Problem statement
Find the word "cities" in the listing. Copy out each line where it occurs.

Listed records
== == ==
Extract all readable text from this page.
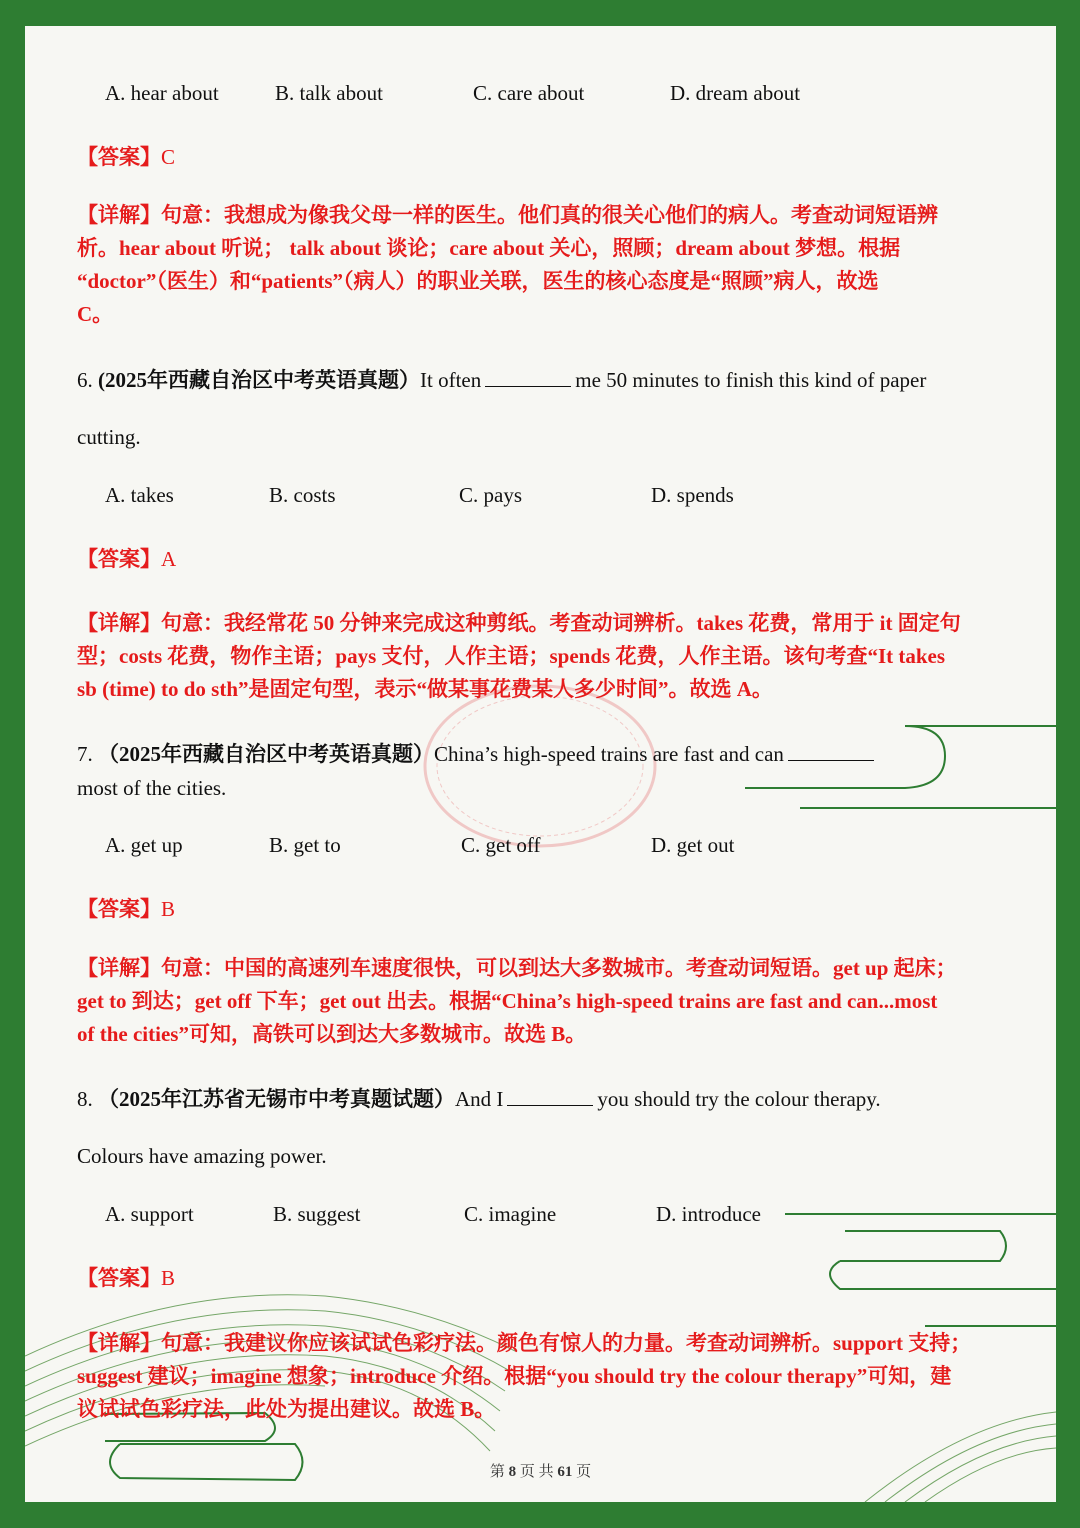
A. hear about	B. talk about	C. care about	D. dream about
【答案】C
【详解】句意：我想成为像我父母一样的医生。他们真的很关心他们的病人。考查动词短语辨
析。hear about 听说； talk about 谈论；care about 关心，照顾；dream about 梦想。根据
“doctor”（医生）和“patients”（病人）的职业关联，医生的核心态度是“照顾”病人，故选
C。
6. (2025年西藏自治区中考英语真题）It often	me 50 minutes to finish this kind of paper
cutting.
A. takes	B. costs	C. pays	D. spends
【答案】A
【详解】句意：我经常花 50 分钟来完成这种剪纸。考查动词辨析。takes 花费，常用于 it 固定句
型；costs 花费，物作主语；pays 支付，人作主语；spends 花费，人作主语。该句考查“It takes
sb (time) to do sth”是固定句型，表示“做某事花费某人多少时间”。故选 A。
7. （2025年西藏自治区中考英语真题）China’s high-speed trains are fast and can
most of the cities.
A. get up	B. get to	C. get off	D. get out
【答案】B
【详解】句意：中国的高速列车速度很快，可以到达大多数城市。考查动词短语。get up 起床；
get to 到达；get off 下车；get out 出去。根据“China’s high-speed trains are fast and can...most
of the cities”可知，高铁可以到达大多数城市。故选 B。
8. （2025年江苏省无锡市中考真题试题）And I	you should try the colour therapy.
Colours have amazing power.
A. support	B. suggest	C. imagine	D. introduce
【答案】B
【详解】句意：我建议你应该试试色彩疗法。颜色有惊人的力量。考查动词辨析。support 支持；
suggest 建议；imagine 想象；introduce 介绍。根据“you should try the colour therapy”可知，建
议试试色彩疗法，此处为提出建议。故选 B。
第 8 页 共 61 页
== == ==
Written answer
most of the cities.
of the cities”可知，高铁可以到达大多数城市。故选 B。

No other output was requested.